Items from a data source
===============

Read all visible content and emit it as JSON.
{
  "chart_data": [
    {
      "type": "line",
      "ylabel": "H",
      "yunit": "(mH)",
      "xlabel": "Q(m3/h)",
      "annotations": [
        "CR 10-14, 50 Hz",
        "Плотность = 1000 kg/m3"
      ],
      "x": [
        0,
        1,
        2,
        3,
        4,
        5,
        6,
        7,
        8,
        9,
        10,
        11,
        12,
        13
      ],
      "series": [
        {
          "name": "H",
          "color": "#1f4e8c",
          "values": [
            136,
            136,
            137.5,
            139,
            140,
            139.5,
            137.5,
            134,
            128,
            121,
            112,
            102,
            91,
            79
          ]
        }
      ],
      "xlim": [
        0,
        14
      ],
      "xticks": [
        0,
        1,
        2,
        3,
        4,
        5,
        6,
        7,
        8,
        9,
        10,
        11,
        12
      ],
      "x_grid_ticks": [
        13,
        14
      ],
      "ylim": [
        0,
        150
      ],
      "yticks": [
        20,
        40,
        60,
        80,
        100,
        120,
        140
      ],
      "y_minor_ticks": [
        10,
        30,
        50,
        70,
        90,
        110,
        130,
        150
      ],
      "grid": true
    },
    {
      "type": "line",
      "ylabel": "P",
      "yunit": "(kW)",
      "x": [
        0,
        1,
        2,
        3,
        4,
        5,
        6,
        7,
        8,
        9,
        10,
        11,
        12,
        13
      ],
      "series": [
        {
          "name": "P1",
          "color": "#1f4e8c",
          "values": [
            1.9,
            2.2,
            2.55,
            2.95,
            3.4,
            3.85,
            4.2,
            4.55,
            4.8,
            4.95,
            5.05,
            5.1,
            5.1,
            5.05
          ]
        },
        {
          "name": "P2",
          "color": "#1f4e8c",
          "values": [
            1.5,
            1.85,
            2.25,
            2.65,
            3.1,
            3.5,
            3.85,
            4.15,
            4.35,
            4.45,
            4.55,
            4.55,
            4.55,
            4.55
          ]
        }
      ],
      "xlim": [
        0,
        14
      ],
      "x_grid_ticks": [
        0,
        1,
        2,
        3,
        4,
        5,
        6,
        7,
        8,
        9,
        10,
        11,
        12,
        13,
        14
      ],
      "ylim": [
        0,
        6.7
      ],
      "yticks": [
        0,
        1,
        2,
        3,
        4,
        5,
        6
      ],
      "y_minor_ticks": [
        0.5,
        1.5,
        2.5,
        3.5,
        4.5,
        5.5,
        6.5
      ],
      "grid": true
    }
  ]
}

===============

**Required work**
Restate all of the entries exactly, please.

**Output of the exercise**
Read all visible content and emit it as JSON.
{
  "chart_data": [
    {
      "type": "line",
      "ylabel": "H",
      "yunit": "(mH)",
      "xlabel": "Q(m3/h)",
      "annotations": [
        "CR 10-14, 50 Hz",
        "Плотность = 1000 kg/m3"
      ],
      "x": [
        0,
        1,
        2,
        3,
        4,
        5,
        6,
        7,
        8,
        9,
        10,
        11,
        12,
        13
      ],
      "series": [
        {
          "name": "H",
          "color": "#1f4e8c",
          "values": [
            136,
            136,
            137.5,
            139,
            140,
            139.5,
            137.5,
            134,
            128,
            121,
            112,
            102,
            91,
            79
          ]
        }
      ],
      "xlim": [
        0,
        14
      ],
      "xticks": [
        0,
        1,
        2,
        3,
        4,
        5,
        6,
        7,
        8,
        9,
        10,
        11,
        12
      ],
      "x_grid_ticks": [
        13,
        14
      ],
      "ylim": [
        0,
        150
      ],
      "yticks": [
        20,
        40,
        60,
        80,
        100,
        120,
        140
      ],
      "y_minor_ticks": [
        10,
        30,
        50,
        70,
        90,
        110,
        130,
        150
      ],
      "grid": true
    },
    {
      "type": "line",
      "ylabel": "P",
      "yunit": "(kW)",
      "x": [
        0,
        1,
        2,
        3,
        4,
        5,
        6,
        7,
        8,
        9,
        10,
        11,
        12,
        13
      ],
      "series": [
        {
          "name": "P1",
          "color": "#1f4e8c",
          "values": [
            1.9,
            2.2,
            2.55,
            2.95,
            3.4,
            3.85,
            4.2,
            4.55,
            4.8,
            4.95,
            5.05,
            5.1,
            5.1,
            5.05
          ]
        },
        {
          "name": "P2",
          "color": "#1f4e8c",
          "values": [
            1.5,
            1.85,
            2.25,
            2.65,
            3.1,
            3.5,
            3.85,
            4.15,
            4.35,
            4.45,
            4.55,
            4.55,
            4.55,
            4.55
          ]
        }
      ],
      "xlim": [
        0,
        14
      ],
      "x_grid_ticks": [
        0,
        1,
        2,
        3,
        4,
        5,
        6,
        7,
        8,
        9,
        10,
        11,
        12,
        13,
        14
      ],
      "ylim": [
        0,
        6.7
      ],
      "yticks": [
        0,
        1,
        2,
        3,
        4,
        5,
        6
      ],
      "y_minor_ticks": [
        0.5,
        1.5,
        2.5,
        3.5,
        4.5,
        5.5,
        6.5
      ],
      "grid": true
    }
  ]
}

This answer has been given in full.